Items listed in a dataset
<<<<

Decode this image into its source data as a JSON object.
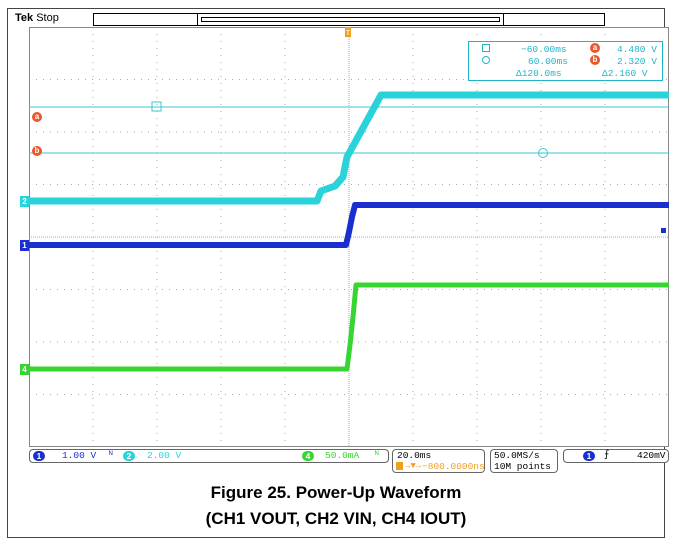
{
  "header": {
    "brand": "Tek",
    "status": "Stop"
  },
  "colors": {
    "ch1": "#1a2fd0",
    "ch2": "#2ad2d9",
    "ch4": "#37d531",
    "cursor": "#e8582a",
    "trigger": "#f0a020",
    "grid": "#9a9a9a",
    "cursor_line": "#3fc6d6"
  },
  "markers": {
    "ch2": "2",
    "ch1": "1",
    "ch4": "4",
    "cursor_a": "a",
    "cursor_b": "b",
    "trigger": "T"
  },
  "cursors": {
    "row1": {
      "time": "−60.00ms",
      "id": "a",
      "value": "4.480 V"
    },
    "row2": {
      "time": "60.00ms",
      "id": "b",
      "value": "2.320 V"
    },
    "row3": {
      "dtime": "Δ120.0ms",
      "dvalue": "Δ2.160 V"
    }
  },
  "status": {
    "ch1": {
      "id": "1",
      "scale": "1.00 V"
    },
    "ch2": {
      "id": "2",
      "scale": "2.00 V"
    },
    "ch4": {
      "id": "4",
      "scale": "50.0mA"
    },
    "timebase": "20.0ms",
    "delay": "−800.0000ns",
    "sample_rate": "50.0MS/s",
    "record": "10M points",
    "trigger": {
      "id": "1",
      "slope": "⨍",
      "level": "420mV"
    }
  },
  "caption": {
    "line1": "Figure 25. Power-Up Waveform",
    "line2": "(CH1 VOUT, CH2 VIN, CH4 IOUT)"
  }
}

>>>>

Task prompt
Write out again every line above exactly as given; the pictures do not belong in the copy.

Output below
Decode this image into its source data as a JSON object.
{
  "header": {
    "brand": "Tek",
    "status": "Stop"
  },
  "colors": {
    "ch1": "#1a2fd0",
    "ch2": "#2ad2d9",
    "ch4": "#37d531",
    "cursor": "#e8582a",
    "trigger": "#f0a020",
    "grid": "#9a9a9a",
    "cursor_line": "#3fc6d6"
  },
  "markers": {
    "ch2": "2",
    "ch1": "1",
    "ch4": "4",
    "cursor_a": "a",
    "cursor_b": "b",
    "trigger": "T"
  },
  "cursors": {
    "row1": {
      "time": "−60.00ms",
      "id": "a",
      "value": "4.480 V"
    },
    "row2": {
      "time": "60.00ms",
      "id": "b",
      "value": "2.320 V"
    },
    "row3": {
      "dtime": "Δ120.0ms",
      "dvalue": "Δ2.160 V"
    }
  },
  "status": {
    "ch1": {
      "id": "1",
      "scale": "1.00 V"
    },
    "ch2": {
      "id": "2",
      "scale": "2.00 V"
    },
    "ch4": {
      "id": "4",
      "scale": "50.0mA"
    },
    "timebase": "20.0ms",
    "delay": "−800.0000ns",
    "sample_rate": "50.0MS/s",
    "record": "10M points",
    "trigger": {
      "id": "1",
      "slope": "⨍",
      "level": "420mV"
    }
  },
  "caption": {
    "line1": "Figure 25. Power-Up Waveform",
    "line2": "(CH1 VOUT, CH2 VIN, CH4 IOUT)"
  }
}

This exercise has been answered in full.